(Structured figure records)
════════════════════

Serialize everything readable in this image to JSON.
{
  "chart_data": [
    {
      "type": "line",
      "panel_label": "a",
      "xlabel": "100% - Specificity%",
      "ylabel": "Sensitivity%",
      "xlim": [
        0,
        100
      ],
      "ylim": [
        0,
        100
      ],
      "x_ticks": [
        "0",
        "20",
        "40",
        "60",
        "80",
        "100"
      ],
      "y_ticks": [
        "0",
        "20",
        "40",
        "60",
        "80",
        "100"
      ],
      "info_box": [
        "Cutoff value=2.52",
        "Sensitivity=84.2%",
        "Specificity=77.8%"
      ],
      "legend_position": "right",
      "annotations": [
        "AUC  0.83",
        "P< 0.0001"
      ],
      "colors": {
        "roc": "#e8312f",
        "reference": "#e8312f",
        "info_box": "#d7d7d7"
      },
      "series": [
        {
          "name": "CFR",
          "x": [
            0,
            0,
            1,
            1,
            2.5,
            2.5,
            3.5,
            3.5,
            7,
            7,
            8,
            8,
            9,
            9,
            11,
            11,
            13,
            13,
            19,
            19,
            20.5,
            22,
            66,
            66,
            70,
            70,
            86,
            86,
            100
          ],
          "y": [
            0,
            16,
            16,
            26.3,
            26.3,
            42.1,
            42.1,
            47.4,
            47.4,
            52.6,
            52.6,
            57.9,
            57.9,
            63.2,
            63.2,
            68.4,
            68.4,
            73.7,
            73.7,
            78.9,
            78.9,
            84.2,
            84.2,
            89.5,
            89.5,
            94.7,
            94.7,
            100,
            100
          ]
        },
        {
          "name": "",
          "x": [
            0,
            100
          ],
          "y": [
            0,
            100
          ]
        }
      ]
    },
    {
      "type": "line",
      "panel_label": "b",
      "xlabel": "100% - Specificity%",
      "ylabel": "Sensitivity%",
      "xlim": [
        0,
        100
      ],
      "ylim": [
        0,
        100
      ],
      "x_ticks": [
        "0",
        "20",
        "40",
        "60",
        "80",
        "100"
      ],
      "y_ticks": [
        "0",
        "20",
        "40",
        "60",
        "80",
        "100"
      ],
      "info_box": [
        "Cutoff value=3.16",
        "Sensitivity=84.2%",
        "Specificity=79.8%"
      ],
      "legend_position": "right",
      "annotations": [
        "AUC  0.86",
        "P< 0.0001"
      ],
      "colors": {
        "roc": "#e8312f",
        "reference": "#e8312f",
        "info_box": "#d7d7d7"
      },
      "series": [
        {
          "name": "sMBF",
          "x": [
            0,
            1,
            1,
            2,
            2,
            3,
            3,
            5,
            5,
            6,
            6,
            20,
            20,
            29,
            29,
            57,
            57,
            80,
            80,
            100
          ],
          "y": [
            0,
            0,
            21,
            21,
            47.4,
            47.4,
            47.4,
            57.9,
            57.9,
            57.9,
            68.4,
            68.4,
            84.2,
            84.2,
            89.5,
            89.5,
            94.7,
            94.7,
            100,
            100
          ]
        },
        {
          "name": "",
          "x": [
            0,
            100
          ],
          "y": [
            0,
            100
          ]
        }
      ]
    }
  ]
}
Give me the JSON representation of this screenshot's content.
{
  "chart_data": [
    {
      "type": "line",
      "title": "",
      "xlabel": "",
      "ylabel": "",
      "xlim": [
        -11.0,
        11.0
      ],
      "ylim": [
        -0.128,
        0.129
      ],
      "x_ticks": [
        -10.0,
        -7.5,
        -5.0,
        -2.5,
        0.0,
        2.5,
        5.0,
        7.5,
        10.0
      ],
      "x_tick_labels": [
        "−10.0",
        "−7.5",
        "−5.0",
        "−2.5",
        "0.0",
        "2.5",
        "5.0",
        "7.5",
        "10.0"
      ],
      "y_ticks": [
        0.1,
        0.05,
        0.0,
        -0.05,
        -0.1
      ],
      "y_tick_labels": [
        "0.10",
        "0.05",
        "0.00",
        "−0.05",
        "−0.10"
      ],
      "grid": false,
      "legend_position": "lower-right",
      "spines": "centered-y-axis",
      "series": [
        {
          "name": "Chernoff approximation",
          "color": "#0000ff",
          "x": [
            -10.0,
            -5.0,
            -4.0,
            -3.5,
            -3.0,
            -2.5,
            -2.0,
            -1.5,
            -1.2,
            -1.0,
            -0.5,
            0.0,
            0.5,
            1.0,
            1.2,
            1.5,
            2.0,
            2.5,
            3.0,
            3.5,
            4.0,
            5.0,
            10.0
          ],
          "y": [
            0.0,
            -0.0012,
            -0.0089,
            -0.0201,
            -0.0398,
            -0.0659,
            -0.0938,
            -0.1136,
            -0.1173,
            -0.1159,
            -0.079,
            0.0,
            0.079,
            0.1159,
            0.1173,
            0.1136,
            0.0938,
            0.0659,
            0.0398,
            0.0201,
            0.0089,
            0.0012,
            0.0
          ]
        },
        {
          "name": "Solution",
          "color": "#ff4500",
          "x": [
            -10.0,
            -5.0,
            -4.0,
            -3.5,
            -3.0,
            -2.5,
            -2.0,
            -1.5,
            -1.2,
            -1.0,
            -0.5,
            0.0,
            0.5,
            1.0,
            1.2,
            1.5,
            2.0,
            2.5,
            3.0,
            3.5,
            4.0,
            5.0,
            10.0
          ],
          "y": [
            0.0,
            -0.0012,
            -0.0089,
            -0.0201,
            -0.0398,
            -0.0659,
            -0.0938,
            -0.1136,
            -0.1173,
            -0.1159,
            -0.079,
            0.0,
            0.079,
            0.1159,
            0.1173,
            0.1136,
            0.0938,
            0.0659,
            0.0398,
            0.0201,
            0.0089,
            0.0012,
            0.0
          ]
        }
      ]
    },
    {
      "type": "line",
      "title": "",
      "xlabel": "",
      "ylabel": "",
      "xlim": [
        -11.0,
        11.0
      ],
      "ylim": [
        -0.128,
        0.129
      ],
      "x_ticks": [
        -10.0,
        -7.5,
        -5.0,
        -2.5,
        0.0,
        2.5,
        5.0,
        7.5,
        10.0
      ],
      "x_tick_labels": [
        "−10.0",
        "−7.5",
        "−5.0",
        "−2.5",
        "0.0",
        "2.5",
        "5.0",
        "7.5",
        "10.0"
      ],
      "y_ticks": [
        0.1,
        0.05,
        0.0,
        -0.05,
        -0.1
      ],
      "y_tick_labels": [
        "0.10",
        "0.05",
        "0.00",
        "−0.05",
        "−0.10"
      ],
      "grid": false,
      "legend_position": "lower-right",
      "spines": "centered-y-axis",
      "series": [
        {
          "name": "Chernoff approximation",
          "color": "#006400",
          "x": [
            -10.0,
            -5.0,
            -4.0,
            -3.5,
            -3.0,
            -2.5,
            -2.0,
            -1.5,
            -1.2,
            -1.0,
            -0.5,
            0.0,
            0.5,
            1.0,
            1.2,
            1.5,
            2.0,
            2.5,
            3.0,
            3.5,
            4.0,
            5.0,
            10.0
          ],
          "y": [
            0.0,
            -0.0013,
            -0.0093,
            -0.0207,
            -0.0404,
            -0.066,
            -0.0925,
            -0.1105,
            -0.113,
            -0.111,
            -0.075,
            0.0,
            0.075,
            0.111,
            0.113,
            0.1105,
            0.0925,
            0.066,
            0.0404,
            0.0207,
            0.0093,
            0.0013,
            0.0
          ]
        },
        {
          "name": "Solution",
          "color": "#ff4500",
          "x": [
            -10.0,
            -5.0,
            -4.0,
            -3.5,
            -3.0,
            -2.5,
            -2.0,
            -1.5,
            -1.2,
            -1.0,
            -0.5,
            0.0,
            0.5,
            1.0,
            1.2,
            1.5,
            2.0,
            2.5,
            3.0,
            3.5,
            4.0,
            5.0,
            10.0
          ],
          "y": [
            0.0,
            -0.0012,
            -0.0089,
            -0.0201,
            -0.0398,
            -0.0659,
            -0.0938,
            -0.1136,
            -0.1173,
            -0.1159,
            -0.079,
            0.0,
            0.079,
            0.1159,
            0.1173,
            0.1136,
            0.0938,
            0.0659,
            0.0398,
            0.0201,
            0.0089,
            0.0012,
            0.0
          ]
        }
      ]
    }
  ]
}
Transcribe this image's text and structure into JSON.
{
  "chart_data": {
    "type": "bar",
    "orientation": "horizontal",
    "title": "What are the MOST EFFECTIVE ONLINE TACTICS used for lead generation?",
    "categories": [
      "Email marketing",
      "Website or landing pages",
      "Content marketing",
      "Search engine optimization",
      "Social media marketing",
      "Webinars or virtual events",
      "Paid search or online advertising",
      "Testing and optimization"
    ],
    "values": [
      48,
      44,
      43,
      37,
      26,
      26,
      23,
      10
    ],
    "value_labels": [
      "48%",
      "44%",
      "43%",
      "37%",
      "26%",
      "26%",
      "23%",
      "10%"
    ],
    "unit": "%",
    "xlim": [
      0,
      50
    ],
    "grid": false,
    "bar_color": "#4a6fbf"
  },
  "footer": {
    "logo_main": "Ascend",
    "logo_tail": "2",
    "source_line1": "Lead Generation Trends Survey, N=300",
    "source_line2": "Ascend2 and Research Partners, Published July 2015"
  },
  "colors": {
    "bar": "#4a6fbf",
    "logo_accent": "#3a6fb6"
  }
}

════════════════════

Exercise description:
Your task is to output exactly the lines running from the one with "Transcribe this image's" through the final line of the material above, with both ends included.

Task answer:
Transcribe this image's text and structure into JSON.
{
  "chart_data": {
    "type": "bar",
    "orientation": "horizontal",
    "title": "What are the MOST EFFECTIVE ONLINE TACTICS used for lead generation?",
    "categories": [
      "Email marketing",
      "Website or landing pages",
      "Content marketing",
      "Search engine optimization",
      "Social media marketing",
      "Webinars or virtual events",
      "Paid search or online advertising",
      "Testing and optimization"
    ],
    "values": [
      48,
      44,
      43,
      37,
      26,
      26,
      23,
      10
    ],
    "value_labels": [
      "48%",
      "44%",
      "43%",
      "37%",
      "26%",
      "26%",
      "23%",
      "10%"
    ],
    "unit": "%",
    "xlim": [
      0,
      50
    ],
    "grid": false,
    "bar_color": "#4a6fbf"
  },
  "footer": {
    "logo_main": "Ascend",
    "logo_tail": "2",
    "source_line1": "Lead Generation Trends Survey, N=300",
    "source_line2": "Ascend2 and Research Partners, Published July 2015"
  },
  "colors": {
    "bar": "#4a6fbf",
    "logo_accent": "#3a6fb6"
  }
}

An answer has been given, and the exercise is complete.